**Data for the task**

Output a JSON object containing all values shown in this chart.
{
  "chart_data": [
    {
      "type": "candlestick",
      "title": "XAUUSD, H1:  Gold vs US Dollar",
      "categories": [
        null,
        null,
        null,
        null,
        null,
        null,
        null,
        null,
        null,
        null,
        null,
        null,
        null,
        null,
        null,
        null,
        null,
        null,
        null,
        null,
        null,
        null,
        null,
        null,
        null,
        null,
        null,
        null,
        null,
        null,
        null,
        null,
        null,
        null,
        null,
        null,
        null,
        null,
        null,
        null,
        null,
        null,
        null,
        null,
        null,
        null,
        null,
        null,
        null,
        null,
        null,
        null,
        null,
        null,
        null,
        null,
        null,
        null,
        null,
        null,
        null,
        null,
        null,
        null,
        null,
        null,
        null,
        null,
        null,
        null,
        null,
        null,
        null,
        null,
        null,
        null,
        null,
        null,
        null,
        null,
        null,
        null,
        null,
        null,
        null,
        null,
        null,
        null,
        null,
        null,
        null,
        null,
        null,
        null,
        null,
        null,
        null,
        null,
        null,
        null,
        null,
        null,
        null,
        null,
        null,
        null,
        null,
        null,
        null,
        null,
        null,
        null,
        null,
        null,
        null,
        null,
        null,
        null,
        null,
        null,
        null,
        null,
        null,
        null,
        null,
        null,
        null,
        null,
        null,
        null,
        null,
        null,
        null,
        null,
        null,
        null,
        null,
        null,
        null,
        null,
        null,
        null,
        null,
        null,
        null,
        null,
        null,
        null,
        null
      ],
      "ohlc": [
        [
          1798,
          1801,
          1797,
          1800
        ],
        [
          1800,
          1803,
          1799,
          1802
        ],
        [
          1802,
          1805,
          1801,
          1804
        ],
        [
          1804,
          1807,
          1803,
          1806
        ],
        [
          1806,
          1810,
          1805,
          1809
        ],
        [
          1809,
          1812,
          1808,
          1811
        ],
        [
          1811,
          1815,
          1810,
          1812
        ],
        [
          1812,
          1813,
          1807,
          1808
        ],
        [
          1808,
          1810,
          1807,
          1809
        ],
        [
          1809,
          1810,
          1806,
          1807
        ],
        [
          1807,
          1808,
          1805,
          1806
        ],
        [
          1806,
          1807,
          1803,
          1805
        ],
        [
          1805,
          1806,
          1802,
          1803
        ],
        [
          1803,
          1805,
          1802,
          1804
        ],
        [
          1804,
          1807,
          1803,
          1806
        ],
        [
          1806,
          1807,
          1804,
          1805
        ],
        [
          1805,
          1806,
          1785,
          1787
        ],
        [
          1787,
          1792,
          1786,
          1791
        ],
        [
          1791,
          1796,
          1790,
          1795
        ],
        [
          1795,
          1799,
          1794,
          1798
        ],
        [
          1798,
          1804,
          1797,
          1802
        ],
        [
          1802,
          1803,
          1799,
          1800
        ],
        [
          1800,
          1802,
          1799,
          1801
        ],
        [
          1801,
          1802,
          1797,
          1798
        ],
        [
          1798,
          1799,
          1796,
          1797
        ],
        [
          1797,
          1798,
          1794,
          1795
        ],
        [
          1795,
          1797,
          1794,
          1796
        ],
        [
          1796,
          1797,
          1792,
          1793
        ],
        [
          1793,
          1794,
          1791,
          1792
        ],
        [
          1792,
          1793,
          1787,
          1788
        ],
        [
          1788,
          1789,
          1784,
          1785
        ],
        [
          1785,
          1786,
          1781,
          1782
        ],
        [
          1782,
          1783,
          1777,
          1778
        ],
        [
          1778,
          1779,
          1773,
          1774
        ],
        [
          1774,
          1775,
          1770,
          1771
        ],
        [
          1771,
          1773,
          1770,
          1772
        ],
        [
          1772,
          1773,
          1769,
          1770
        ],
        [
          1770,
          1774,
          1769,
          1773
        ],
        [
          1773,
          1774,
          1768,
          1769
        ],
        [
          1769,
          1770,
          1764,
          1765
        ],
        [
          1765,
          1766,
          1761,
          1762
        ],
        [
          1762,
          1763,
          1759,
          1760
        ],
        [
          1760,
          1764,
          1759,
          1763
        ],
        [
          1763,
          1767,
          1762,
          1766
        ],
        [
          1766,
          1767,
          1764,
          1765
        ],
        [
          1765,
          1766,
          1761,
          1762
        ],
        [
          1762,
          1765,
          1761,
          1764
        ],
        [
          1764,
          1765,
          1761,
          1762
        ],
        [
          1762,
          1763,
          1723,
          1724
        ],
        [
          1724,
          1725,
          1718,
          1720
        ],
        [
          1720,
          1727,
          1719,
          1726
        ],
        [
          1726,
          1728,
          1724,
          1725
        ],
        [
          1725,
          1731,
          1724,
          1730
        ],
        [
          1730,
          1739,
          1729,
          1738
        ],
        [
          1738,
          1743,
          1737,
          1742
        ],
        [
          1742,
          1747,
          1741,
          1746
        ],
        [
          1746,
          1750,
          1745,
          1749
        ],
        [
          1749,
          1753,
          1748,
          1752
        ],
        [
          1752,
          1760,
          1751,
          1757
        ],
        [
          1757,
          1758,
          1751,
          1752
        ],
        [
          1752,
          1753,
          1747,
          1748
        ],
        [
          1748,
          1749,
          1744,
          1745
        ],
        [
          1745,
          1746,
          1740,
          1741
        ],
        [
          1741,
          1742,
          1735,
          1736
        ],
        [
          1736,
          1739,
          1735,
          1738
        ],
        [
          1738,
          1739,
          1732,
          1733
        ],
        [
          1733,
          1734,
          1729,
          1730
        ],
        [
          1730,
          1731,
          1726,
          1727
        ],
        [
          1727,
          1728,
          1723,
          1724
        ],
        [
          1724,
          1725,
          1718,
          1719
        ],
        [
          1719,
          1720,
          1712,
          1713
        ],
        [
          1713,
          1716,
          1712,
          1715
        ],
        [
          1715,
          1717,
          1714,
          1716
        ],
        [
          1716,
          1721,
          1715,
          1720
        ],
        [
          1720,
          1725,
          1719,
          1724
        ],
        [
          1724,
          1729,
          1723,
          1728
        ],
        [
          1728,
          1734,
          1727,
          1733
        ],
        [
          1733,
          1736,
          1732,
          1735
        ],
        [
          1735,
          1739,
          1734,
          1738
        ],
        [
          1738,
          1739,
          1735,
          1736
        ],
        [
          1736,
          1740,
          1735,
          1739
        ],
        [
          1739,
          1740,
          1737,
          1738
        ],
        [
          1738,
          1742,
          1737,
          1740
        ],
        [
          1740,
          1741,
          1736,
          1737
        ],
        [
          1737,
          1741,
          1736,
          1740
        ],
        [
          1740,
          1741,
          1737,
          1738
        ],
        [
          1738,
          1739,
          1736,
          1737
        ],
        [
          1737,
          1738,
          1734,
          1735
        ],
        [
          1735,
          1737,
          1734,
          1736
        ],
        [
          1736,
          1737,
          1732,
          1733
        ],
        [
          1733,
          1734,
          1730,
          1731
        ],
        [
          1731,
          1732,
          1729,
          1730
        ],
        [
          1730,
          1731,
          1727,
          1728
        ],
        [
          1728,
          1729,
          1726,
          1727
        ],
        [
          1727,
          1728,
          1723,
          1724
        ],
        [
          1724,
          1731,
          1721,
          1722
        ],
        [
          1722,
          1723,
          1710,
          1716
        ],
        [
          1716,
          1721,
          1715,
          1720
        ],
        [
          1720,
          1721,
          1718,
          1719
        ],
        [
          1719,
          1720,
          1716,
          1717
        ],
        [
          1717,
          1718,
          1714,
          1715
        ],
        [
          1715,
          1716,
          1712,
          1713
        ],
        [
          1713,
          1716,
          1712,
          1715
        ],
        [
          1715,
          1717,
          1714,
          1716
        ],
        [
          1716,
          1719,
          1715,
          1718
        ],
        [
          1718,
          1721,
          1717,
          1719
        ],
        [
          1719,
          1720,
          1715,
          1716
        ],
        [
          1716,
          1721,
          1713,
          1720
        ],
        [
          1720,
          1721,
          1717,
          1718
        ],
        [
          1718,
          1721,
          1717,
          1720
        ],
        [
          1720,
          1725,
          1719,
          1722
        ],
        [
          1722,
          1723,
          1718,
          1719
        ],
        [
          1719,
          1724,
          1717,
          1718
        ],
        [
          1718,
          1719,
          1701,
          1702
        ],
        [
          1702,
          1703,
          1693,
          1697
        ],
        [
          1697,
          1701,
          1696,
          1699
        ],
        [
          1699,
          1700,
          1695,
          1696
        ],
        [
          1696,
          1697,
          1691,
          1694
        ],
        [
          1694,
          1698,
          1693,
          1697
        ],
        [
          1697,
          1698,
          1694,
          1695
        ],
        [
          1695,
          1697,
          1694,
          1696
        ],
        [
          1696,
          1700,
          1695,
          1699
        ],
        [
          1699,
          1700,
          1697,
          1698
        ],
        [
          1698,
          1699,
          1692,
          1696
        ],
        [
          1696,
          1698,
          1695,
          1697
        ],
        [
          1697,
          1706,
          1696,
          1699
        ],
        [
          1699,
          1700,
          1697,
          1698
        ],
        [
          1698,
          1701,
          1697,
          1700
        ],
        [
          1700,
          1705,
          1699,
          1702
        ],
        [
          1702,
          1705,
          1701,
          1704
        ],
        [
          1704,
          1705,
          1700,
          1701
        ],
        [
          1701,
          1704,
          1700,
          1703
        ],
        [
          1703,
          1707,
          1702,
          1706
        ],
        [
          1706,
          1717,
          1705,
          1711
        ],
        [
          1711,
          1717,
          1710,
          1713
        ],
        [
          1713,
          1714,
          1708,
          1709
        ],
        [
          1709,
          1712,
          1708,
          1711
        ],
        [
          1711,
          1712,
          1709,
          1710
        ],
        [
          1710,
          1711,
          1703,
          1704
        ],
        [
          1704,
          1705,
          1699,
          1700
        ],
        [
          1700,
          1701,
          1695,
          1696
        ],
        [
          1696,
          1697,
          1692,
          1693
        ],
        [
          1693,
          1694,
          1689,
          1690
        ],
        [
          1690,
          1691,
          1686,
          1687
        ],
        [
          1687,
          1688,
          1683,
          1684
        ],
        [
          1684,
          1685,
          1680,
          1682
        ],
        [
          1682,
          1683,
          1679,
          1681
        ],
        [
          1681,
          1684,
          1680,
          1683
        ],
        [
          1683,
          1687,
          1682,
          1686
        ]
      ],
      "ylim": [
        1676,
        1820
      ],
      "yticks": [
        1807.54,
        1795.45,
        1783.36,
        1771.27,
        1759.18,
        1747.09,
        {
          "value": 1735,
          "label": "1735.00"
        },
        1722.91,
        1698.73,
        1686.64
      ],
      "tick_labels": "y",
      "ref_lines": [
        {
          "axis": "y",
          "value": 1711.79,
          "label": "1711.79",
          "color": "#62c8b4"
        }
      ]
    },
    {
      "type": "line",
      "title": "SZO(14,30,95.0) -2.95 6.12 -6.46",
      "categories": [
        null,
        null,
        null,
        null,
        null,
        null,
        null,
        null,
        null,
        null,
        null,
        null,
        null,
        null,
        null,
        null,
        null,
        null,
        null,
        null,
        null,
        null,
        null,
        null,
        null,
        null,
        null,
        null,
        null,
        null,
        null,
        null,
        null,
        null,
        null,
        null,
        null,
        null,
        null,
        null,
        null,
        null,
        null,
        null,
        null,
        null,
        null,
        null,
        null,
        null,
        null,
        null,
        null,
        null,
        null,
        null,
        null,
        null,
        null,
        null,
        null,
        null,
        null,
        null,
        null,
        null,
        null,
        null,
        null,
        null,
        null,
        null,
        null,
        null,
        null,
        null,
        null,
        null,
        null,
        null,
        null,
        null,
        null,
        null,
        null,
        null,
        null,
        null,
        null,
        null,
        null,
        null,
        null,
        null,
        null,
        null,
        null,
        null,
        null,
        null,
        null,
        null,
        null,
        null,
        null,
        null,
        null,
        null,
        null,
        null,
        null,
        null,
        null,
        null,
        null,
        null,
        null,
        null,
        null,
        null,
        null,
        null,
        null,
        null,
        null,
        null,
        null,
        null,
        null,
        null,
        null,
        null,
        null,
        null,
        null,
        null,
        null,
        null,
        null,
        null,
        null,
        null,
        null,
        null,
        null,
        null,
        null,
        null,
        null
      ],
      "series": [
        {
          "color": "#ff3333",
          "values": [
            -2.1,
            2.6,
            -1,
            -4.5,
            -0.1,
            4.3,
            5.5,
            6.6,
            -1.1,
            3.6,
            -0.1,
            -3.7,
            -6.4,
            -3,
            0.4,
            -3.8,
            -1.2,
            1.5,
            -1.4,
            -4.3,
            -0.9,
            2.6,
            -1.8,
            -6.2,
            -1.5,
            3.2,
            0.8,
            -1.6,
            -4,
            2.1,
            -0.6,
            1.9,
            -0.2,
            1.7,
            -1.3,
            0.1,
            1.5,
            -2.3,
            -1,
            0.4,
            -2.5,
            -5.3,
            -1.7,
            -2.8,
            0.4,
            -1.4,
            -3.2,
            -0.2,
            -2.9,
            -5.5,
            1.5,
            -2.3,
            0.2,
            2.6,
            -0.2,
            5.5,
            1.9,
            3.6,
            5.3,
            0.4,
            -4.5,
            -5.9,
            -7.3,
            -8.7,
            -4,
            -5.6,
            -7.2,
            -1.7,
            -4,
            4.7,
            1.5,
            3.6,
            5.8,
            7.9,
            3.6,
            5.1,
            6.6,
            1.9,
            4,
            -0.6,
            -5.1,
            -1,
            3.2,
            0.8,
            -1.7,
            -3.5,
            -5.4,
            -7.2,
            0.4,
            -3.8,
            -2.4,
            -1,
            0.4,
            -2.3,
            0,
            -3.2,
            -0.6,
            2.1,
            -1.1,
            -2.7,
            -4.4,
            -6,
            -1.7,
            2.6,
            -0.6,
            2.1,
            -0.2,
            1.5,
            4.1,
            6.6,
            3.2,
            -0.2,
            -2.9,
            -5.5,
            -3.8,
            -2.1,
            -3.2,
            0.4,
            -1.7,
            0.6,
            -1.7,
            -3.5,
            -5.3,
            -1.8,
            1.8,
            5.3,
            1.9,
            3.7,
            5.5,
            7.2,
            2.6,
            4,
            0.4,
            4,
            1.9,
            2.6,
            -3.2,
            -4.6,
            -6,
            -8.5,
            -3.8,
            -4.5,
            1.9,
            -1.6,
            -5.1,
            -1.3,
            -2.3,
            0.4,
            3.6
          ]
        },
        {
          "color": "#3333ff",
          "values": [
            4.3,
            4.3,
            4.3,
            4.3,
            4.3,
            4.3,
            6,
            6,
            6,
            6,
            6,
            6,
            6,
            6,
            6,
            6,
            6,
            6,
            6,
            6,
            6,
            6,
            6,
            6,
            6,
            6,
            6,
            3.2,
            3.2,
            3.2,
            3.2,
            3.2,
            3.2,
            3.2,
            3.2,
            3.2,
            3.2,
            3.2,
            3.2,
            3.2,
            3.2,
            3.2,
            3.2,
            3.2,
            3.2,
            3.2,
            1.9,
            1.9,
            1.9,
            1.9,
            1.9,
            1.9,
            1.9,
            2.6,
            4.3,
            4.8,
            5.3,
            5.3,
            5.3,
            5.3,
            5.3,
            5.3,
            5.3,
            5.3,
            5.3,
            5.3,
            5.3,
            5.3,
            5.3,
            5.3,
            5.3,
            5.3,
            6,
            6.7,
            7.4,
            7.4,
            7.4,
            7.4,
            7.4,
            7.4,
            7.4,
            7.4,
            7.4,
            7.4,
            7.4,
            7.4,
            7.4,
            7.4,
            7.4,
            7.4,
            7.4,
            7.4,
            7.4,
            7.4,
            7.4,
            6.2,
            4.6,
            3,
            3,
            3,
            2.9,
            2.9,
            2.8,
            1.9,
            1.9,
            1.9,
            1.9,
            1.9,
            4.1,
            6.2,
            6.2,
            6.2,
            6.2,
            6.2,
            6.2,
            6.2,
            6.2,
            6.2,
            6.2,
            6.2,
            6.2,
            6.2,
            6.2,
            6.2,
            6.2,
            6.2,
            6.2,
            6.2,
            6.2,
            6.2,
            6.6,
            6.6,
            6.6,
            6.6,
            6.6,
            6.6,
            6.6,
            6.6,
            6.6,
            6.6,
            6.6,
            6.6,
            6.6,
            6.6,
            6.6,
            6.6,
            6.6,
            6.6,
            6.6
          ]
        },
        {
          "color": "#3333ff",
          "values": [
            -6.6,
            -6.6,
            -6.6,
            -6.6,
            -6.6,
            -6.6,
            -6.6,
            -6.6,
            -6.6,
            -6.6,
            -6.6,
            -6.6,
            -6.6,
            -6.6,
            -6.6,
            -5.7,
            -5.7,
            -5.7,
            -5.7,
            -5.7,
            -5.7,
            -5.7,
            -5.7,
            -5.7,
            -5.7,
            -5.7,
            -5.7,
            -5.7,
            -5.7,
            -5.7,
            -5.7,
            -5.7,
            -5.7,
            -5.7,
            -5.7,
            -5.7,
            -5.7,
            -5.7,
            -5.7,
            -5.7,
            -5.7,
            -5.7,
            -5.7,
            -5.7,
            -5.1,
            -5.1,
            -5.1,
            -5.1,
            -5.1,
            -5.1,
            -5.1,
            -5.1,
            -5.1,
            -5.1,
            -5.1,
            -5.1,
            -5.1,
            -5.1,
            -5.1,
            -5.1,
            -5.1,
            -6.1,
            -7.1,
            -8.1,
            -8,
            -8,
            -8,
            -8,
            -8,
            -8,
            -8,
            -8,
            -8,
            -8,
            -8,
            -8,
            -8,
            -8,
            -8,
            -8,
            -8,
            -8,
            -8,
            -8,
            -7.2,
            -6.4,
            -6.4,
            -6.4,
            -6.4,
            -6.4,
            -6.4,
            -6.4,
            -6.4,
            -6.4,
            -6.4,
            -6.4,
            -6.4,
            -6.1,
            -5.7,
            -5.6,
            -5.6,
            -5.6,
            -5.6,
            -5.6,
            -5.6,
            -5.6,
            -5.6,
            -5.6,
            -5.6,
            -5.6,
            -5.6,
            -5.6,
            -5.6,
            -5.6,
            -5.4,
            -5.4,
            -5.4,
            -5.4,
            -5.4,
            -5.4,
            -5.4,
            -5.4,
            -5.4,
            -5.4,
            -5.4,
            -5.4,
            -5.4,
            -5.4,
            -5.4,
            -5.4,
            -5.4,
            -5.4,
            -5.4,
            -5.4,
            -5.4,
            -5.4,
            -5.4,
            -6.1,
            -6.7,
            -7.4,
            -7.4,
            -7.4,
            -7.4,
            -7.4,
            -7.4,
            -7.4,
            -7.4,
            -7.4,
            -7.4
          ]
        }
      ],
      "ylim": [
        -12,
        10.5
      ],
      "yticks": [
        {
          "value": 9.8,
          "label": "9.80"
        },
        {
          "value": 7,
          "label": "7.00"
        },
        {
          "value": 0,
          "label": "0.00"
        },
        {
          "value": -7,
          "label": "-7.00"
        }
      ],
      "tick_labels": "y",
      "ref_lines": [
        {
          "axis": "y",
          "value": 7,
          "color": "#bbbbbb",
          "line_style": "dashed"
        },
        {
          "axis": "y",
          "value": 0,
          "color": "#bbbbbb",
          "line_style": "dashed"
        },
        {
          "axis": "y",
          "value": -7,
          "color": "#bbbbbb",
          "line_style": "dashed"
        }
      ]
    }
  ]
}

**What is expected**
Check each line of the entries above, and show every one holding the word "title".

**Solution to this task**
      "title": "XAUUSD, H1:  Gold vs US Dollar",
      "title": "SZO(14,30,95.0) -2.95 6.12 -6.46",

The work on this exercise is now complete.